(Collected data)
· · · · · · ·

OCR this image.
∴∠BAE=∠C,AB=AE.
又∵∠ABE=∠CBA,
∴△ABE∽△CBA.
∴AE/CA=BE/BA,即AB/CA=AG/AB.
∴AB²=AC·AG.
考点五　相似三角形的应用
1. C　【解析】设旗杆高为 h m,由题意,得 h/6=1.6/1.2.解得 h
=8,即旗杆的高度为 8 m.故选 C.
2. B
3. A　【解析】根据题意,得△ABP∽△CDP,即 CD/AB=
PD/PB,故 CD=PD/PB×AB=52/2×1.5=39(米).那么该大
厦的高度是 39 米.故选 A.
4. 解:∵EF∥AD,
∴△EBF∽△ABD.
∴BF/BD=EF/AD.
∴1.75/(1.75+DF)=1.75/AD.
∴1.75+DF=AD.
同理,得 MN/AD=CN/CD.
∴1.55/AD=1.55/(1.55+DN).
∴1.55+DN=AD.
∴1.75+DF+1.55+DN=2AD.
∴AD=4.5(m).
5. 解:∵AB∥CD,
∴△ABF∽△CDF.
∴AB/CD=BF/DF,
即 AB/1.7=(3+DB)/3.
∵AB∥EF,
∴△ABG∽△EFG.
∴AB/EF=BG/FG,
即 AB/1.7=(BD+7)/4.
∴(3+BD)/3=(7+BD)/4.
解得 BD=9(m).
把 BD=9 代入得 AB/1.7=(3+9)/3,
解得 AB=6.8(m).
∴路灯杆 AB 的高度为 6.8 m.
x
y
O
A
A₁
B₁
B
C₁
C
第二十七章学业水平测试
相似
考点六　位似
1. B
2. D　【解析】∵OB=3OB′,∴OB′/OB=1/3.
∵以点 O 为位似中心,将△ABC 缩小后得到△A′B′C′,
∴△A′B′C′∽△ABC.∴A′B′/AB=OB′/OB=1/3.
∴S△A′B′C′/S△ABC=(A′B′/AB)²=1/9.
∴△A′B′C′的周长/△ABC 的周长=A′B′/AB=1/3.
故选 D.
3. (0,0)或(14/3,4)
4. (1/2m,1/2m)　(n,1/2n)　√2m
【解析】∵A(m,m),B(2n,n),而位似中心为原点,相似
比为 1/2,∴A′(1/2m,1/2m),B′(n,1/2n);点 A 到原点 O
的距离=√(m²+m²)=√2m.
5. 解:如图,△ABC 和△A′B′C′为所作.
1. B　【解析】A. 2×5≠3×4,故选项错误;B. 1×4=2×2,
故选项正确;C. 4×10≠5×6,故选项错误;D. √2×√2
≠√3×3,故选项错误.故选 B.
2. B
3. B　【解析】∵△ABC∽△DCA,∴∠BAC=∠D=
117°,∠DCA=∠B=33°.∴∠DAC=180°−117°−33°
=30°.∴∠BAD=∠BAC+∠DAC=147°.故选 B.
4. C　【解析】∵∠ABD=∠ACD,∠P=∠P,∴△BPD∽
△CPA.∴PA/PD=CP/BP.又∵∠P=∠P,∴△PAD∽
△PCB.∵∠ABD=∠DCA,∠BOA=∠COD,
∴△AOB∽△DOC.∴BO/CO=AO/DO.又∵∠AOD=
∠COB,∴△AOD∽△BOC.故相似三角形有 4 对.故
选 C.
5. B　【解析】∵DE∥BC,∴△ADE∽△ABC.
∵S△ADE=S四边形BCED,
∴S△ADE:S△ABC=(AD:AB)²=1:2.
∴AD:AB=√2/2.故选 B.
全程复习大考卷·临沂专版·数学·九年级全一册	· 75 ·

· · · · · · ·

Exactly as written above, please repeat the entries.

• [FULL RESPONSE]:
OCR this image.
∴∠BAE=∠C,AB=AE.
又∵∠ABE=∠CBA,
∴△ABE∽△CBA.
∴AE/CA=BE/BA,即AB/CA=AG/AB.
∴AB²=AC·AG.
考点五　相似三角形的应用
1. C　【解析】设旗杆高为 h m,由题意,得 h/6=1.6/1.2.解得 h
=8,即旗杆的高度为 8 m.故选 C.
2. B
3. A　【解析】根据题意,得△ABP∽△CDP,即 CD/AB=
PD/PB,故 CD=PD/PB×AB=52/2×1.5=39(米).那么该大
厦的高度是 39 米.故选 A.
4. 解:∵EF∥AD,
∴△EBF∽△ABD.
∴BF/BD=EF/AD.
∴1.75/(1.75+DF)=1.75/AD.
∴1.75+DF=AD.
同理,得 MN/AD=CN/CD.
∴1.55/AD=1.55/(1.55+DN).
∴1.55+DN=AD.
∴1.75+DF+1.55+DN=2AD.
∴AD=4.5(m).
5. 解:∵AB∥CD,
∴△ABF∽△CDF.
∴AB/CD=BF/DF,
即 AB/1.7=(3+DB)/3.
∵AB∥EF,
∴△ABG∽△EFG.
∴AB/EF=BG/FG,
即 AB/1.7=(BD+7)/4.
∴(3+BD)/3=(7+BD)/4.
解得 BD=9(m).
把 BD=9 代入得 AB/1.7=(3+9)/3,
解得 AB=6.8(m).
∴路灯杆 AB 的高度为 6.8 m.
x
y
O
A
A₁
B₁
B
C₁
C
第二十七章学业水平测试
相似
考点六　位似
1. B
2. D　【解析】∵OB=3OB′,∴OB′/OB=1/3.
∵以点 O 为位似中心,将△ABC 缩小后得到△A′B′C′,
∴△A′B′C′∽△ABC.∴A′B′/AB=OB′/OB=1/3.
∴S△A′B′C′/S△ABC=(A′B′/AB)²=1/9.
∴△A′B′C′的周长/△ABC 的周长=A′B′/AB=1/3.
故选 D.
3. (0,0)或(14/3,4)
4. (1/2m,1/2m)　(n,1/2n)　√2m
【解析】∵A(m,m),B(2n,n),而位似中心为原点,相似
比为 1/2,∴A′(1/2m,1/2m),B′(n,1/2n);点 A 到原点 O
的距离=√(m²+m²)=√2m.
5. 解:如图,△ABC 和△A′B′C′为所作.
1. B　【解析】A. 2×5≠3×4,故选项错误;B. 1×4=2×2,
故选项正确;C. 4×10≠5×6,故选项错误;D. √2×√2
≠√3×3,故选项错误.故选 B.
2. B
3. B　【解析】∵△ABC∽△DCA,∴∠BAC=∠D=
117°,∠DCA=∠B=33°.∴∠DAC=180°−117°−33°
=30°.∴∠BAD=∠BAC+∠DAC=147°.故选 B.
4. C　【解析】∵∠ABD=∠ACD,∠P=∠P,∴△BPD∽
△CPA.∴PA/PD=CP/BP.又∵∠P=∠P,∴△PAD∽
△PCB.∵∠ABD=∠DCA,∠BOA=∠COD,
∴△AOB∽△DOC.∴BO/CO=AO/DO.又∵∠AOD=
∠COB,∴△AOD∽△BOC.故相似三角形有 4 对.故
选 C.
5. B　【解析】∵DE∥BC,∴△ADE∽△ABC.
∵S△ADE=S四边形BCED,
∴S△ADE:S△ABC=(AD:AB)²=1:2.
∴AD:AB=√2/2.故选 B.
全程复习大考卷·临沂专版·数学·九年级全一册	· 75 ·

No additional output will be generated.